> _Document extract_:
For small angles, $\sin {\theta }_0\approx {\theta }_0-{\displaystyle \frac{{\theta }_0^3}{6}}$, $\cos {\theta }_0\approx 1-{\displaystyle \frac{{\theta }_0^2}{2}}$ and $K({\theta }_0)\approx {\displaystyle \frac{\pi }{2}}$. The average value rests $\overline{\left|{\dot{\theta }}^3\right|}\approx {\displaystyle \frac{4{\omega }_0^3{\theta }_0^3}{3\pi }}={\displaystyle \frac{4}{3\pi }}{\dot{\theta }}_{\max }^3$.

> _What you will do_:
Recast the excerpt's paragraph starting "For small angles" as a bulleted list that keeps each approximation and the resulting average value. These records have no connection to the excerpt.

> _Data listing_:
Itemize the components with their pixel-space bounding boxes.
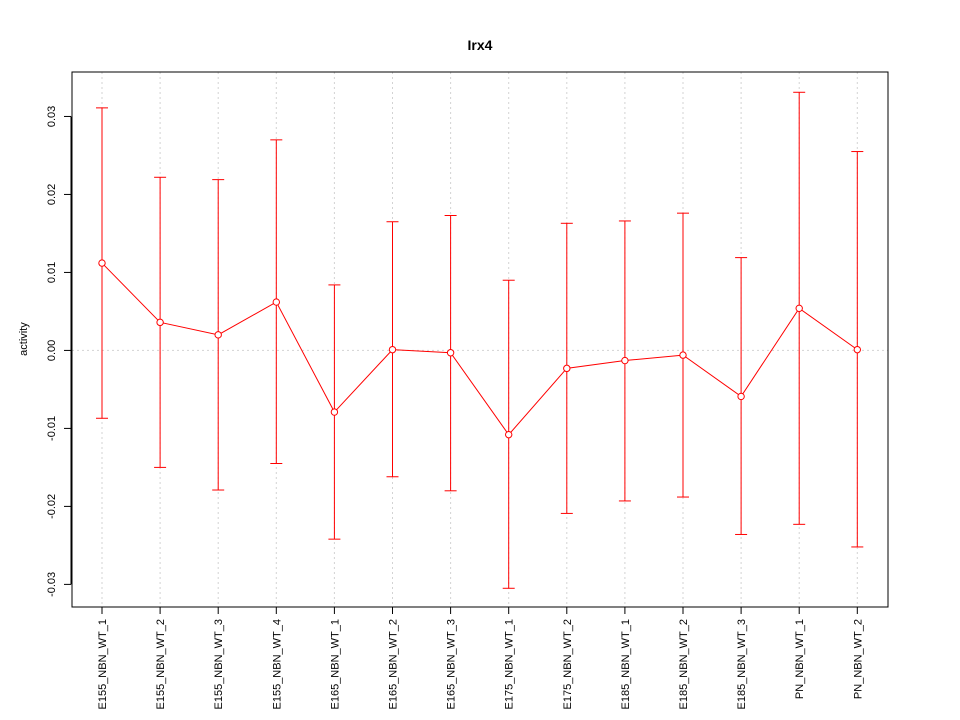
y-tick-label: 0.01 bbox=[46, 262, 58, 283]
data-point bbox=[214, 331, 222, 339]
y-axis-label: activity bbox=[18, 322, 30, 356]
data-point bbox=[446, 349, 455, 357]
data-point bbox=[98, 259, 106, 267]
x-tick-label: E185_NBN_WT_3 bbox=[736, 619, 748, 710]
data-point bbox=[156, 318, 164, 327]
data-point bbox=[272, 298, 280, 306]
series-line bbox=[101, 262, 858, 436]
y-tick-label: 0.00 bbox=[46, 340, 58, 361]
x-tick-label: E185_NBN_WT_1 bbox=[620, 619, 632, 710]
x-tick-label: E165_NBN_WT_2 bbox=[388, 619, 400, 710]
y-axis: -0.03 -0.02 -0.01 0.00 0.01 0.02 0.03 bbox=[46, 106, 72, 597]
x-tick-label: E155_NBN_WT_4 bbox=[271, 619, 283, 710]
x-tick-label: PN_NBN_WT_2 bbox=[852, 619, 864, 699]
plot-frame bbox=[71, 71, 889, 608]
data-point bbox=[679, 351, 687, 359]
data-point bbox=[505, 430, 513, 439]
y-tick-label: -0.03 bbox=[46, 572, 58, 597]
x-tick-label: PN_NBN_WT_1 bbox=[794, 619, 806, 699]
series-polyline bbox=[101, 262, 858, 436]
x-tick-label: E155_NBN_WT_1 bbox=[97, 619, 109, 710]
x-tick-label: E175_NBN_WT_2 bbox=[562, 619, 574, 710]
data-point bbox=[853, 345, 861, 354]
data-point bbox=[563, 364, 571, 373]
error-bars bbox=[96, 91, 864, 589]
data-point bbox=[737, 392, 745, 401]
data-points bbox=[98, 259, 861, 439]
x-tick-label: E185_NBN_WT_2 bbox=[678, 619, 690, 710]
y-tick-label: 0.03 bbox=[46, 106, 58, 127]
x-axis: E155_NBN_WT_1 E155_NBN_WT_2 E155_NBN_WT_3 E… bbox=[97, 606, 864, 710]
chart-title: Irx4 bbox=[468, 37, 493, 53]
y-tick-label: -0.02 bbox=[46, 494, 58, 519]
data-point bbox=[388, 345, 397, 354]
x-tick-label: E165_NBN_WT_1 bbox=[329, 619, 341, 710]
data-point bbox=[795, 304, 803, 313]
x-tick-label: E175_NBN_WT_1 bbox=[504, 619, 516, 710]
y-tick-label: 0.02 bbox=[46, 184, 58, 205]
grid-lines bbox=[72, 72, 888, 607]
data-point bbox=[621, 356, 629, 365]
x-tick-label: E155_NBN_WT_3 bbox=[213, 619, 225, 710]
x-tick-label: E165_NBN_WT_3 bbox=[446, 619, 458, 710]
x-tick-label: E155_NBN_WT_2 bbox=[155, 619, 167, 710]
y-tick-label: -0.01 bbox=[46, 416, 58, 441]
data-point bbox=[330, 408, 339, 416]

> _Full solution_:
For small angles:
- $\sin\theta_0 \approx \theta_0 - \dfrac{\theta_0^3}{6}$
- $\cos\theta_0 \approx 1 - \dfrac{\theta_0^2}{2}$
- $K(\theta_0) \approx \dfrac{\pi}{2}$
- Average value: $\overline{|\dot{\theta}^3|} \approx \dfrac{4\omega_0^3\theta_0^3}{3\pi} = \dfrac{4}{3\pi}\dot{\theta}_{\max}^3$